Nothing in the records may be left out or altered; reproduce them all exactly.
## begin Data supplied
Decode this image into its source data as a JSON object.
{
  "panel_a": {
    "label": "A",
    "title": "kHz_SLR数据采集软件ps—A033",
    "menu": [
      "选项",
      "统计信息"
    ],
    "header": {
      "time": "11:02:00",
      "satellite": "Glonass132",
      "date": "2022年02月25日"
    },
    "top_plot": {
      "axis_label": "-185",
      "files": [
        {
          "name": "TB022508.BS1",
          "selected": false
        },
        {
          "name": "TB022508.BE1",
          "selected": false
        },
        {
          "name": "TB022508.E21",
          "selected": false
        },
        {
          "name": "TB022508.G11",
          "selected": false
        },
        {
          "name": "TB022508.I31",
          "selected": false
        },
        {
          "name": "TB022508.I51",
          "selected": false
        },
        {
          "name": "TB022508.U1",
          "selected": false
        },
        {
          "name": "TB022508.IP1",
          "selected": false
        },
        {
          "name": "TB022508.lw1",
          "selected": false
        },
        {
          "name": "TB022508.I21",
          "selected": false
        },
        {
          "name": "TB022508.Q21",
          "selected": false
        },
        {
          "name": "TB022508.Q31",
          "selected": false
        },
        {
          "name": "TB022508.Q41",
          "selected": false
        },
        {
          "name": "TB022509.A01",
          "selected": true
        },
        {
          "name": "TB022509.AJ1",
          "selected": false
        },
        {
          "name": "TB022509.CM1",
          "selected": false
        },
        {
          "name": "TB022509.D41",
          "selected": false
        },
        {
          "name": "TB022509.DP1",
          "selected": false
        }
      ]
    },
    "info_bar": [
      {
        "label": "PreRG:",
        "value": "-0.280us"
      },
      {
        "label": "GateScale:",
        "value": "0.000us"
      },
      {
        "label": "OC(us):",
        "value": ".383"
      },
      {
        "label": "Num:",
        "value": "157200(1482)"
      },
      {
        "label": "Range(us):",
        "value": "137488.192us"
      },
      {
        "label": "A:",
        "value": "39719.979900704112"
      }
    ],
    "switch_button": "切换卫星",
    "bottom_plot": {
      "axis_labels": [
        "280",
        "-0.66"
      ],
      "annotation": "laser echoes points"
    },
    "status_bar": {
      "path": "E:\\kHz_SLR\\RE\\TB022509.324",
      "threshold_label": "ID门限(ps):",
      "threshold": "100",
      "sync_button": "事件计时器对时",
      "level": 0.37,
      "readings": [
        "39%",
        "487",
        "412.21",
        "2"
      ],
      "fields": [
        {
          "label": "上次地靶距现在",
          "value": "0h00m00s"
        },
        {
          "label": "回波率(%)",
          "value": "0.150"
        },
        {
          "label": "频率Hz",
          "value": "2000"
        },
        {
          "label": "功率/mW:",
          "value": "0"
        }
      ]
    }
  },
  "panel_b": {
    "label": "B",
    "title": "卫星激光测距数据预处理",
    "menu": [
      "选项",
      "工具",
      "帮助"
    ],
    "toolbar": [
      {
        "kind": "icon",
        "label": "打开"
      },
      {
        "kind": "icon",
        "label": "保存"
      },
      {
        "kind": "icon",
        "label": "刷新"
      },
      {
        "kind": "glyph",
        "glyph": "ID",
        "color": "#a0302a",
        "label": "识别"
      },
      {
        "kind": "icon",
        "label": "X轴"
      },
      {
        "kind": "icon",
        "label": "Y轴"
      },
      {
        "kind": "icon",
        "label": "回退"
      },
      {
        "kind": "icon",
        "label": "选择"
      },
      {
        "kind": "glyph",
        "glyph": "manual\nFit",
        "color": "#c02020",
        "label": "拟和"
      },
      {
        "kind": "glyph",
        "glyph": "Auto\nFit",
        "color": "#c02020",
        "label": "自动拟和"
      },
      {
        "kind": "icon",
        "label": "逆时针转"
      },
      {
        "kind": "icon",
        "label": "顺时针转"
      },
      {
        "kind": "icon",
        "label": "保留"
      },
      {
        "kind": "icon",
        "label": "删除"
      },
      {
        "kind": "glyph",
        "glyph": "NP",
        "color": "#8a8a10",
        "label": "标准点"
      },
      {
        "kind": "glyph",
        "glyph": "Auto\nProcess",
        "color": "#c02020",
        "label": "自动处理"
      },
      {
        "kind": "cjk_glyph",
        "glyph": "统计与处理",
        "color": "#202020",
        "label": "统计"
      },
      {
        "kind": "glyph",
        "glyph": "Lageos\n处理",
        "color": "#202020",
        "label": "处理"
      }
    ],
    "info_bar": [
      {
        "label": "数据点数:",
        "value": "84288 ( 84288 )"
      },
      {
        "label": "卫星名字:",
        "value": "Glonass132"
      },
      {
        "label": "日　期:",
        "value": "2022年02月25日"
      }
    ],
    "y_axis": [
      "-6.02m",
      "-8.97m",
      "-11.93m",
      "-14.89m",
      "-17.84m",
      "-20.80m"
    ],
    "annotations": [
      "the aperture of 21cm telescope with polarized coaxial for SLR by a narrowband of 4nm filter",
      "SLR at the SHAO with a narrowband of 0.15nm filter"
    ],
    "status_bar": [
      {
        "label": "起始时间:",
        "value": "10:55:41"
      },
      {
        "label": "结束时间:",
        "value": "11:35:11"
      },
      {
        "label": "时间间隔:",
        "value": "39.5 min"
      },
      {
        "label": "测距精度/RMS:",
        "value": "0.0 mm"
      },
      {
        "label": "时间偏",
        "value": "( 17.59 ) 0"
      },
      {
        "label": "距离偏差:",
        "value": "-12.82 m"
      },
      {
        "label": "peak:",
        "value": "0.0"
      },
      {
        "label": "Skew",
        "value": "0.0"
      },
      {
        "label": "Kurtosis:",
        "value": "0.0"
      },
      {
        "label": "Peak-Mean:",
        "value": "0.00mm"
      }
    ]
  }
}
## end Data supplied
Result of the task:
Decode this image into its source data as a JSON object.
{
  "panel_a": {
    "label": "A",
    "title": "kHz_SLR数据采集软件ps—A033",
    "menu": [
      "选项",
      "统计信息"
    ],
    "header": {
      "time": "11:02:00",
      "satellite": "Glonass132",
      "date": "2022年02月25日"
    },
    "top_plot": {
      "axis_label": "-185",
      "files": [
        {
          "name": "TB022508.BS1",
          "selected": false
        },
        {
          "name": "TB022508.BE1",
          "selected": false
        },
        {
          "name": "TB022508.E21",
          "selected": false
        },
        {
          "name": "TB022508.G11",
          "selected": false
        },
        {
          "name": "TB022508.I31",
          "selected": false
        },
        {
          "name": "TB022508.I51",
          "selected": false
        },
        {
          "name": "TB022508.U1",
          "selected": false
        },
        {
          "name": "TB022508.IP1",
          "selected": false
        },
        {
          "name": "TB022508.lw1",
          "selected": false
        },
        {
          "name": "TB022508.I21",
          "selected": false
        },
        {
          "name": "TB022508.Q21",
          "selected": false
        },
        {
          "name": "TB022508.Q31",
          "selected": false
        },
        {
          "name": "TB022508.Q41",
          "selected": false
        },
        {
          "name": "TB022509.A01",
          "selected": true
        },
        {
          "name": "TB022509.AJ1",
          "selected": false
        },
        {
          "name": "TB022509.CM1",
          "selected": false
        },
        {
          "name": "TB022509.D41",
          "selected": false
        },
        {
          "name": "TB022509.DP1",
          "selected": false
        }
      ]
    },
    "info_bar": [
      {
        "label": "PreRG:",
        "value": "-0.280us"
      },
      {
        "label": "GateScale:",
        "value": "0.000us"
      },
      {
        "label": "OC(us):",
        "value": ".383"
      },
      {
        "label": "Num:",
        "value": "157200(1482)"
      },
      {
        "label": "Range(us):",
        "value": "137488.192us"
      },
      {
        "label": "A:",
        "value": "39719.979900704112"
      }
    ],
    "switch_button": "切换卫星",
    "bottom_plot": {
      "axis_labels": [
        "280",
        "-0.66"
      ],
      "annotation": "laser echoes points"
    },
    "status_bar": {
      "path": "E:\\kHz_SLR\\RE\\TB022509.324",
      "threshold_label": "ID门限(ps):",
      "threshold": "100",
      "sync_button": "事件计时器对时",
      "level": 0.37,
      "readings": [
        "39%",
        "487",
        "412.21",
        "2"
      ],
      "fields": [
        {
          "label": "上次地靶距现在",
          "value": "0h00m00s"
        },
        {
          "label": "回波率(%)",
          "value": "0.150"
        },
        {
          "label": "频率Hz",
          "value": "2000"
        },
        {
          "label": "功率/mW:",
          "value": "0"
        }
      ]
    }
  },
  "panel_b": {
    "label": "B",
    "title": "卫星激光测距数据预处理",
    "menu": [
      "选项",
      "工具",
      "帮助"
    ],
    "toolbar": [
      {
        "kind": "icon",
        "label": "打开"
      },
      {
        "kind": "icon",
        "label": "保存"
      },
      {
        "kind": "icon",
        "label": "刷新"
      },
      {
        "kind": "glyph",
        "glyph": "ID",
        "color": "#a0302a",
        "label": "识别"
      },
      {
        "kind": "icon",
        "label": "X轴"
      },
      {
        "kind": "icon",
        "label": "Y轴"
      },
      {
        "kind": "icon",
        "label": "回退"
      },
      {
        "kind": "icon",
        "label": "选择"
      },
      {
        "kind": "glyph",
        "glyph": "manual\nFit",
        "color": "#c02020",
        "label": "拟和"
      },
      {
        "kind": "glyph",
        "glyph": "Auto\nFit",
        "color": "#c02020",
        "label": "自动拟和"
      },
      {
        "kind": "icon",
        "label": "逆时针转"
      },
      {
        "kind": "icon",
        "label": "顺时针转"
      },
      {
        "kind": "icon",
        "label": "保留"
      },
      {
        "kind": "icon",
        "label": "删除"
      },
      {
        "kind": "glyph",
        "glyph": "NP",
        "color": "#8a8a10",
        "label": "标准点"
      },
      {
        "kind": "glyph",
        "glyph": "Auto\nProcess",
        "color": "#c02020",
        "label": "自动处理"
      },
      {
        "kind": "cjk_glyph",
        "glyph": "统计与处理",
        "color": "#202020",
        "label": "统计"
      },
      {
        "kind": "glyph",
        "glyph": "Lageos\n处理",
        "color": "#202020",
        "label": "处理"
      }
    ],
    "info_bar": [
      {
        "label": "数据点数:",
        "value": "84288 ( 84288 )"
      },
      {
        "label": "卫星名字:",
        "value": "Glonass132"
      },
      {
        "label": "日　期:",
        "value": "2022年02月25日"
      }
    ],
    "y_axis": [
      "-6.02m",
      "-8.97m",
      "-11.93m",
      "-14.89m",
      "-17.84m",
      "-20.80m"
    ],
    "annotations": [
      "the aperture of 21cm telescope with polarized coaxial for SLR by a narrowband of 4nm filter",
      "SLR at the SHAO with a narrowband of 0.15nm filter"
    ],
    "status_bar": [
      {
        "label": "起始时间:",
        "value": "10:55:41"
      },
      {
        "label": "结束时间:",
        "value": "11:35:11"
      },
      {
        "label": "时间间隔:",
        "value": "39.5 min"
      },
      {
        "label": "测距精度/RMS:",
        "value": "0.0 mm"
      },
      {
        "label": "时间偏",
        "value": "( 17.59 ) 0"
      },
      {
        "label": "距离偏差:",
        "value": "-12.82 m"
      },
      {
        "label": "peak:",
        "value": "0.0"
      },
      {
        "label": "Skew",
        "value": "0.0"
      },
      {
        "label": "Kurtosis:",
        "value": "0.0"
      },
      {
        "label": "Peak-Mean:",
        "value": "0.00mm"
      }
    ]
  }
}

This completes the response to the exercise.